__What you are asked to do__. Skip every picture and transcribe the remaining material exactly.

-- BEGIN --

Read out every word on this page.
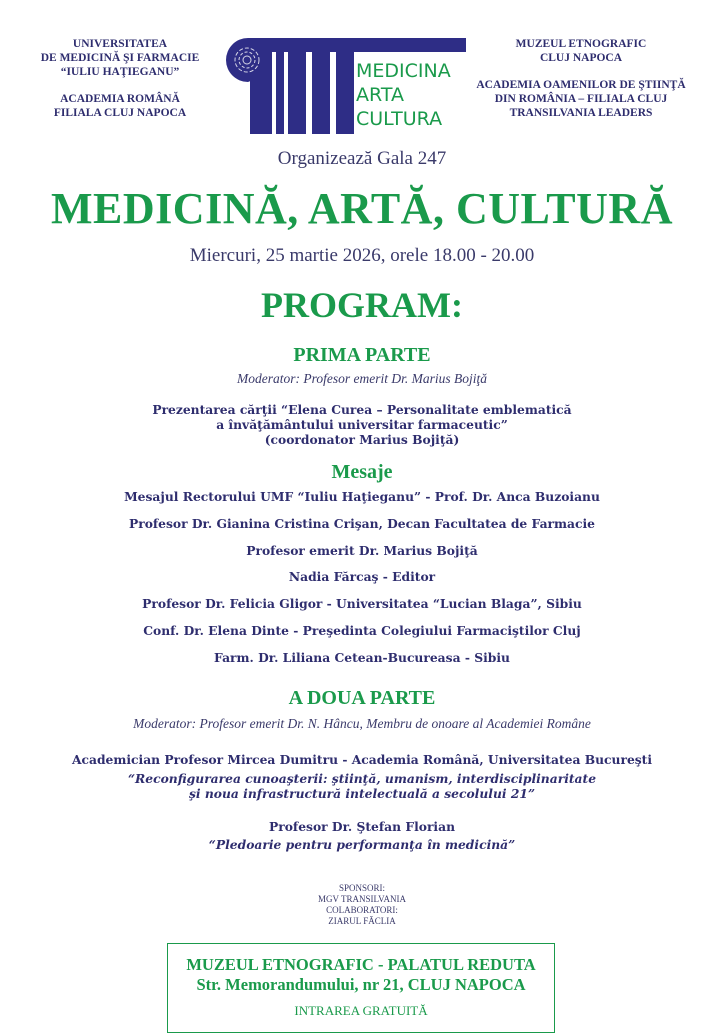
UNIVERSITATEA
DE MEDICINĂ ŞI FARMACIE
“IULIU HAŢIEGANU”
ACADEMIA ROMÂNĂ
FILIALA CLUJ NAPOCA
MEDICINA
ARTA
CULTURA
MUZEUL ETNOGRAFIC
CLUJ NAPOCA
ACADEMIA OAMENILOR DE ŞTIINŢĂ
DIN ROMÂNIA – FILIALA CLUJ
TRANSILVANIA LEADERS
Organizează Gala 247
MEDICINĂ, ARTĂ, CULTURĂ
Miercuri, 25 martie 2026, orele 18.00 - 20.00
PROGRAM:
PRIMA PARTE
Moderator: Profesor emerit Dr. Marius Bojiţă
Prezentarea cărţii “Elena Curea – Personalitate emblematică
a învăţământului universitar farmaceutic”
(coordonator Marius Bojiţă)
Mesaje
Mesajul Rectorului UMF “Iuliu Haţieganu” - Prof. Dr. Anca Buzoianu
Profesor Dr. Gianina Cristina Crişan, Decan Facultatea de Farmacie
Profesor emerit Dr. Marius Bojiţă
Nadia Fărcaş - Editor
Profesor Dr. Felicia Gligor - Universitatea “Lucian Blaga”, Sibiu
Conf. Dr. Elena Dinte - Preşedinta Colegiului Farmaciştilor Cluj
Farm. Dr. Liliana Cetean-Bucureasa - Sibiu
A DOUA PARTE
Moderator: Profesor emerit Dr. N. Hâncu, Membru de onoare al Academiei Române
Academician Profesor Mircea Dumitru - Academia Română, Universitatea Bucureşti
“Reconfigurarea cunoaşterii: ştiinţă, umanism, interdisciplinaritate
şi noua infrastructură intelectuală a secolului 21”
Profesor Dr. Ştefan Florian
“Pledoarie pentru performanţa în medicină”
SPONSORI:
MGV TRANSILVANIA
COLABORATORI:
ZIARUL FĂCLIA
MUZEUL ETNOGRAFIC - PALATUL REDUTA
Str. Memorandumului, nr 21, CLUJ NAPOCA
INTRAREA GRATUITĂ
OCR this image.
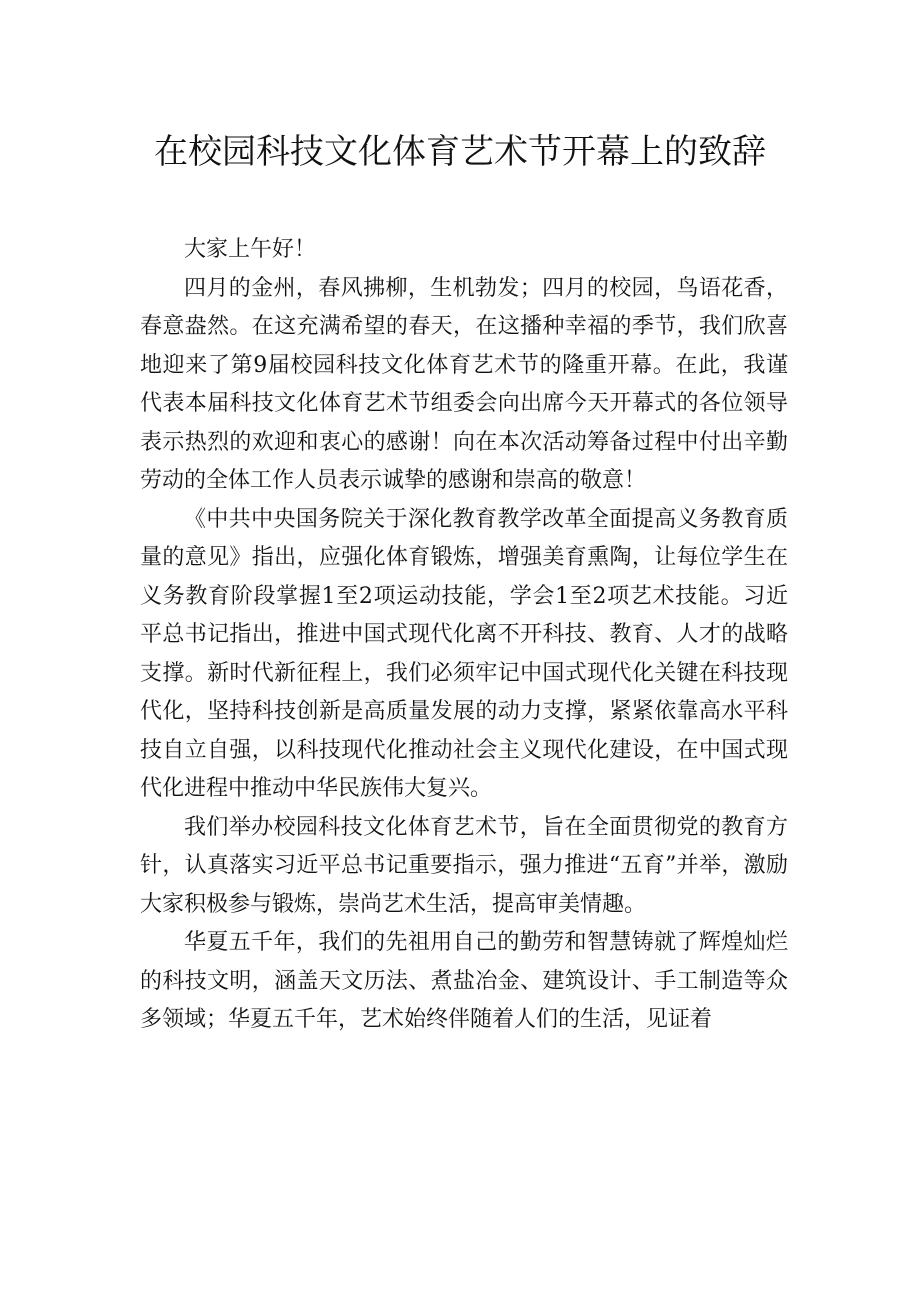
在校园科技文化体育艺术节开幕上的致辞

大家上午好！

四月的金州，春风拂柳，生机勃发；四月的校园，鸟语花香，春意盎然。在这充满希望的春天，在这播种幸福的季节，我们欣喜地迎来了第9届校园科技文化体育艺术节的隆重开幕。在此，我谨代表本届科技文化体育艺术节组委会向出席今天开幕式的各位领导表示热烈的欢迎和衷心的感谢！向在本次活动筹备过程中付出辛勤劳动的全体工作人员表示诚挚的感谢和崇高的敬意！

《中共中央国务院关于深化教育教学改革全面提高义务教育质量的意见》指出，应强化体育锻炼，增强美育熏陶，让每位学生在义务教育阶段掌握1至2项运动技能，学会1至2项艺术技能。习近平总书记指出，推进中国式现代化离不开科技、教育、人才的战略支撑。新时代新征程上，我们必须牢记中国式现代化关键在科技现代化，坚持科技创新是高质量发展的动力支撑，紧紧依靠高水平科技自立自强，以科技现代化推动社会主义现代化建设，在中国式现代化进程中推动中华民族伟大复兴。

我们举办校园科技文化体育艺术节，旨在全面贯彻党的教育方针，认真落实习近平总书记重要指示，强力推进“五育”并举，激励大家积极参与锻炼，崇尚艺术生活，提高审美情趣。

华夏五千年，我们的先祖用自己的勤劳和智慧铸就了辉煌灿烂的科技文明，涵盖天文历法、煮盐冶金、建筑设计、手工制造等众多领域；华夏五千年，艺术始终伴随着人们的生活，见证着
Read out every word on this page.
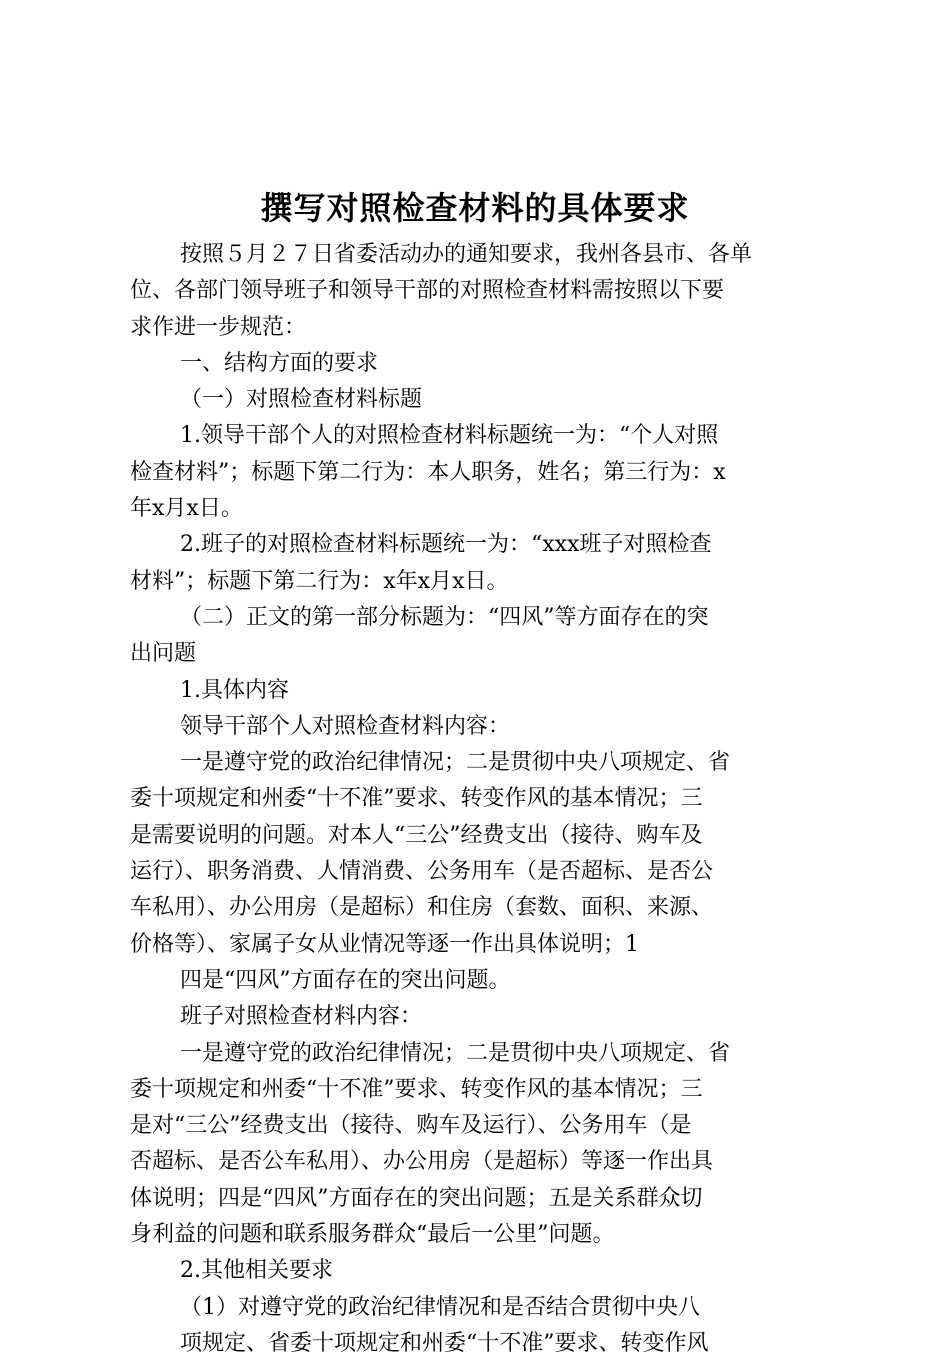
撰写对照检查材料的具体要求
按照５月２７日省委活动办的通知要求，我州各县市、各单
位、各部门领导班子和领导干部的对照检查材料需按照以下要
求作进一步规范：
一、结构方面的要求
（一）对照检查材料标题
1.领导干部个人的对照检查材料标题统一为：“个人对照
检查材料”；标题下第二行为：本人职务，姓名；第三行为：x
年x月x日。
2.班子的对照检查材料标题统一为：“xxx班子对照检查
材料”；标题下第二行为：x年x月x日。
（二）正文的第一部分标题为：“四风”等方面存在的突
出问题
1.具体内容
领导干部个人对照检查材料内容：
一是遵守党的政治纪律情况；二是贯彻中央八项规定、省
委十项规定和州委“十不准”要求、转变作风的基本情况；三
是需要说明的问题。对本人“三公”经费支出（接待、购车及
运行）、职务消费、人情消费、公务用车（是否超标、是否公
车私用）、办公用房（是超标）和住房（套数、面积、来源、
价格等）、家属子女从业情况等逐一作出具体说明；1
四是“四风”方面存在的突出问题。
班子对照检查材料内容：
一是遵守党的政治纪律情况；二是贯彻中央八项规定、省
委十项规定和州委“十不准”要求、转变作风的基本情况；三
是对“三公”经费支出（接待、购车及运行）、公务用车（是
否超标、是否公车私用）、办公用房（是超标）等逐一作出具
体说明；四是“四风”方面存在的突出问题；五是关系群众切
身利益的问题和联系服务群众“最后一公里”问题。
2.其他相关要求
（1）对遵守党的政治纪律情况和是否结合贯彻中央八
项规定、省委十项规定和州委“十不准”要求、转变作风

-- END --

__Finished answer__.
Read out every word on this page.
UNIVERSITATEA
DE MEDICINĂ ŞI FARMACIE
“IULIU HAŢIEGANU”
ACADEMIA ROMÂNĂ
FILIALA CLUJ NAPOCA
MEDICINA
ARTA
CULTURA
MUZEUL ETNOGRAFIC
CLUJ NAPOCA
ACADEMIA OAMENILOR DE ŞTIINŢĂ
DIN ROMÂNIA – FILIALA CLUJ
TRANSILVANIA LEADERS
Organizează Gala 247
MEDICINĂ, ARTĂ, CULTURĂ
Miercuri, 25 martie 2026, orele 18.00 - 20.00
PROGRAM:
PRIMA PARTE
Moderator: Profesor emerit Dr. Marius Bojiţă
Prezentarea cărţii “Elena Curea – Personalitate emblematică
a învăţământului universitar farmaceutic”
(coordonator Marius Bojiţă)
Mesaje
Mesajul Rectorului UMF “Iuliu Haţieganu” - Prof. Dr. Anca Buzoianu
Profesor Dr. Gianina Cristina Crişan, Decan Facultatea de Farmacie
Profesor emerit Dr. Marius Bojiţă
Nadia Fărcaş - Editor
Profesor Dr. Felicia Gligor - Universitatea “Lucian Blaga”, Sibiu
Conf. Dr. Elena Dinte - Preşedinta Colegiului Farmaciştilor Cluj
Farm. Dr. Liliana Cetean-Bucureasa - Sibiu
A DOUA PARTE
Moderator: Profesor emerit Dr. N. Hâncu, Membru de onoare al Academiei Române
Academician Profesor Mircea Dumitru - Academia Română, Universitatea Bucureşti
“Reconfigurarea cunoaşterii: ştiinţă, umanism, interdisciplinaritate
şi noua infrastructură intelectuală a secolului 21”
Profesor Dr. Ştefan Florian
“Pledoarie pentru performanţa în medicină”
SPONSORI:
MGV TRANSILVANIA
COLABORATORI:
ZIARUL FĂCLIA
MUZEUL ETNOGRAFIC - PALATUL REDUTA
Str. Memorandumului, nr 21, CLUJ NAPOCA
INTRAREA GRATUITĂ
OCR this image.
在校园科技文化体育艺术节开幕上的致辞

大家上午好！

四月的金州，春风拂柳，生机勃发；四月的校园，鸟语花香，春意盎然。在这充满希望的春天，在这播种幸福的季节，我们欣喜地迎来了第9届校园科技文化体育艺术节的隆重开幕。在此，我谨代表本届科技文化体育艺术节组委会向出席今天开幕式的各位领导表示热烈的欢迎和衷心的感谢！向在本次活动筹备过程中付出辛勤劳动的全体工作人员表示诚挚的感谢和崇高的敬意！

《中共中央国务院关于深化教育教学改革全面提高义务教育质量的意见》指出，应强化体育锻炼，增强美育熏陶，让每位学生在义务教育阶段掌握1至2项运动技能，学会1至2项艺术技能。习近平总书记指出，推进中国式现代化离不开科技、教育、人才的战略支撑。新时代新征程上，我们必须牢记中国式现代化关键在科技现代化，坚持科技创新是高质量发展的动力支撑，紧紧依靠高水平科技自立自强，以科技现代化推动社会主义现代化建设，在中国式现代化进程中推动中华民族伟大复兴。

我们举办校园科技文化体育艺术节，旨在全面贯彻党的教育方针，认真落实习近平总书记重要指示，强力推进“五育”并举，激励大家积极参与锻炼，崇尚艺术生活，提高审美情趣。

华夏五千年，我们的先祖用自己的勤劳和智慧铸就了辉煌灿烂的科技文明，涵盖天文历法、煮盐冶金、建筑设计、手工制造等众多领域；华夏五千年，艺术始终伴随着人们的生活，见证着
Read out every word on this page.
撰写对照检查材料的具体要求
按照５月２７日省委活动办的通知要求，我州各县市、各单
位、各部门领导班子和领导干部的对照检查材料需按照以下要
求作进一步规范：
一、结构方面的要求
（一）对照检查材料标题
1.领导干部个人的对照检查材料标题统一为：“个人对照
检查材料”；标题下第二行为：本人职务，姓名；第三行为：x
年x月x日。
2.班子的对照检查材料标题统一为：“xxx班子对照检查
材料”；标题下第二行为：x年x月x日。
（二）正文的第一部分标题为：“四风”等方面存在的突
出问题
1.具体内容
领导干部个人对照检查材料内容：
一是遵守党的政治纪律情况；二是贯彻中央八项规定、省
委十项规定和州委“十不准”要求、转变作风的基本情况；三
是需要说明的问题。对本人“三公”经费支出（接待、购车及
运行）、职务消费、人情消费、公务用车（是否超标、是否公
车私用）、办公用房（是超标）和住房（套数、面积、来源、
价格等）、家属子女从业情况等逐一作出具体说明；1
四是“四风”方面存在的突出问题。
班子对照检查材料内容：
一是遵守党的政治纪律情况；二是贯彻中央八项规定、省
委十项规定和州委“十不准”要求、转变作风的基本情况；三
是对“三公”经费支出（接待、购车及运行）、公务用车（是
否超标、是否公车私用）、办公用房（是超标）等逐一作出具
体说明；四是“四风”方面存在的突出问题；五是关系群众切
身利益的问题和联系服务群众“最后一公里”问题。
2.其他相关要求
（1）对遵守党的政治纪律情况和是否结合贯彻中央八
项规定、省委十项规定和州委“十不准”要求、转变作风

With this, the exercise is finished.